SELECTED PASSAGE:
Amendment of Section

Pub. L. 117–263, div. A, title III, § 374(a), (b)(1), (c), Dec. 23, 2022, 136 Stat. 2541, 2542, provided that, applicable with respect to fiscal years beginning on or after Oct. 1, 2023, this section is amended—

(1) in subsection (a)—

(A) by striking “Each fiscal year” and inserting “(1) Each fiscal year”;

(B) by striking “six” and inserting “eight”; and

(C) by inserting after paragraph (1), as designated by subparagraph (A), the following new paragraph:

“(2) Of the amount required to be invested in the capital budgets of the covered depots of a military department under paragraph (1) for each fiscal year—

“(A) 75 percent shall be used for the modernization or improvement of the efficiency of depot facilities, equipment, work environment, or processes in direct support of depot operations; and

“(B) 25 percent shall be used for the sustainment, restoration, and modernization (as such terms are defined in the Department of Defense Financial Management Regulation 7000.14–R, or successor regulation) of existing facilities or infrastructure.”;

(2) in subsection (b), by striking “, but does not include funds spent for sustainment of existing facilities, infrastructure, or equipment”;

(3) by redesignating subsections (c) through (e) as subsections (d) through (f);

(4) by inserting after subsection (b) the following new subsection:

“(c) Compliance With Certain Requirements Relating to Personnel and Total Force Management.—In identifying amounts to invest pursuant to the requirement under subsection (a)(1), the Secretary of a military department shall comply with all applicable requirements of sections 129 and 129a of this title.”;

(5) in subsections (d) and (e), as redesignated, by striking “subsection (a)” and inserting “subsection (a)(1)” each place it appears; and

(6) in subsection (e)(2), as redesignated, by adding at the end the following new subparagraph:

“(F) A table enumerating, for the period covered by the report, the amounts invested to meet the requirement under subsection (a)(1), disaggregated by funding source and whether the amount is allocated pursuant to subparagraph (A) or subparagraph (B) of subsection (a)(2).”

See 2022 Amendment notes below.

Editorial Notes
Amendments

2022—Subsec. (a). Pub. L. 117–263, § 374(a)(1), designated existing provisions as par. (1), substituted “eight percent” for “six percent” and added par. (2).

Subsec. (b). Pub. L. 117–263, § 374(a)(2), struck out “, but does not include funds spent for sustainment of existing facilities, infrastructure, or equipment” before period at end.

Subsec. (c). Pub. L. 117–263, § 374(a)(4), added subsec. (c). Former subsec. (c) redesignated (d).

Subsec. (d), (e). Pub. L. 117–263, § 374(a)(3), (b)(1), redesignated subsecs. (c) and (d) as (d) and (e), respectively, and substituted “subsection (a)(1)” for “subsection (a)” wherever appearing in subsecs. (d) and (e).

LISTED ENTRIES:
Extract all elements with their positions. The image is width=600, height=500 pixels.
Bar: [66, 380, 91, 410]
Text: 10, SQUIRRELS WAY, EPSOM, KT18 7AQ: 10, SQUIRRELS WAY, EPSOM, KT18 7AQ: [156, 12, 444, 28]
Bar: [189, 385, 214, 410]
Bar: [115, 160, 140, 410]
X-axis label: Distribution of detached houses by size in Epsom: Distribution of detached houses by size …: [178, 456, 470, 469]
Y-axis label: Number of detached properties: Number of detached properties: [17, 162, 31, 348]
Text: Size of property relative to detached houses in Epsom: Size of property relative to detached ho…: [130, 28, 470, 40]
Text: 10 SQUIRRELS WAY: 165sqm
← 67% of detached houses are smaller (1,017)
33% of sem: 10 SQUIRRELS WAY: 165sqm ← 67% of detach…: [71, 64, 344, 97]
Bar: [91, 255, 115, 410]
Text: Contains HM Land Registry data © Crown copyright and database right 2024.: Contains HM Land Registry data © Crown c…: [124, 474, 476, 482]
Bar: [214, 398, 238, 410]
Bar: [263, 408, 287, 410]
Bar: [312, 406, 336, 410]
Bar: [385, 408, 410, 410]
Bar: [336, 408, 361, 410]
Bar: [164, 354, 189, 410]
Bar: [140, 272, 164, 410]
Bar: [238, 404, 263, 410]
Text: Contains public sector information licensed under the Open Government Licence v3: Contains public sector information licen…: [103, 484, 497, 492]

OBJECTIVES:
a: Lay out every line of the records as a Markdown table with the columns Row and Record line, numbering the rows in order and leaving out blank lines.
b: Proceed with the depot-investment amendment text, starting after its last sentence.

ANSWER LIST:
a:
| Row | Record line |
|---|---|
| 1 | Extract all elements with their positions. The image is width=600, height=500 pixels. |
| 2 | Bar: [66, 380, 91, 410] |
| 3 | Text: 10, SQUIRRELS WAY, EPSOM, KT18 7AQ: 10, SQUIRRELS WAY, EPSOM, KT18 7AQ: [156, 12, 444, 28] |
| 4 | Bar: [189, 385, 214, 410] |
| 5 | Bar: [115, 160, 140, 410] |
| 6 | X-axis label: Distribution of detached houses by size in Epsom: Distribution of detached houses by size …: [178, 456, 470, 469] |
| 7 | Y-axis label: Number of detached properties: Number of detached properties: [17, 162, 31, 348] |
| 8 | Text: Size of property relative to detached houses in Epsom: Size of property relative to detached ho…: [130, 28, 470, 40] |
| 9 | Text: 10 SQUIRRELS WAY: 165sqm |
| 10 | ← 67% of detached houses are smaller (1,017) |
| 11 | 33% of sem: 10 SQUIRRELS WAY: 165sqm ← 67% of detach…: [71, 64, 344, 97] |
| 12 | Bar: [91, 255, 115, 410] |
| 13 | Text: Contains HM Land Registry data © Crown copyright and database right 2024.: Contains HM Land Registry data © Crown c…: [124, 474, 476, 482] |
| 14 | Bar: [214, 398, 238, 410] |
| 15 | Bar: [263, 408, 287, 410] |
| 16 | Bar: [312, 406, 336, 410] |
| 17 | Bar: [385, 408, 410, 410] |
| 18 | Bar: [336, 408, 361, 410] |
| 19 | Bar: [164, 354, 189, 410] |
| 20 | Bar: [140, 272, 164, 410] |
| 21 | Bar: [238, 404, 263, 410] |
| 22 | Text: Contains public sector information licensed under the Open Government Licence v3: Contains public sector information licen…: [103, 484, 497, 492] |

b:
Subsec. (e)(2)(F). Pub. L. 117–263, § 374(a)(5), added subpar. (F).

Subsec. (f). Pub. L. 117–263, § 374(a)(3), redesignated subsec. (e) as (f).

2011—Subsec. (a). Pub. L. 112–81, § 325(1), inserted “maintenance, repair, and overhaul” after “combined”.

Subsec. (b). Pub. L. 112–81, § 325(2), substituted “includes investment funds spent to modernize or improve the efficiency of depot facilities, equipment, work environment, or processes in direct support” for “includes investment funds spent on depot infrastructure, equipment, and process improvement in direct support” and inserted “, but does not include funds spent for sustainment of existing facilities, infrastructure, or equipment” before period at end.

Subsec. (d)(2)(D). Pub. L. 111–383 substituted “Navy depots” for “Navy Depots”.

Subsec. (d)(2)(E). Pub. L. 112–81, § 325(3), which directed addition of subpar. (E) at end of subsec. (d), was executed by adding subpar. (E) at end of par. (2) of subsec. (d) to reflect the probable intent of Congress.

Subsec. (e)(1)(I). Pub. L. 112–81, § 325(4), added subpar. (I).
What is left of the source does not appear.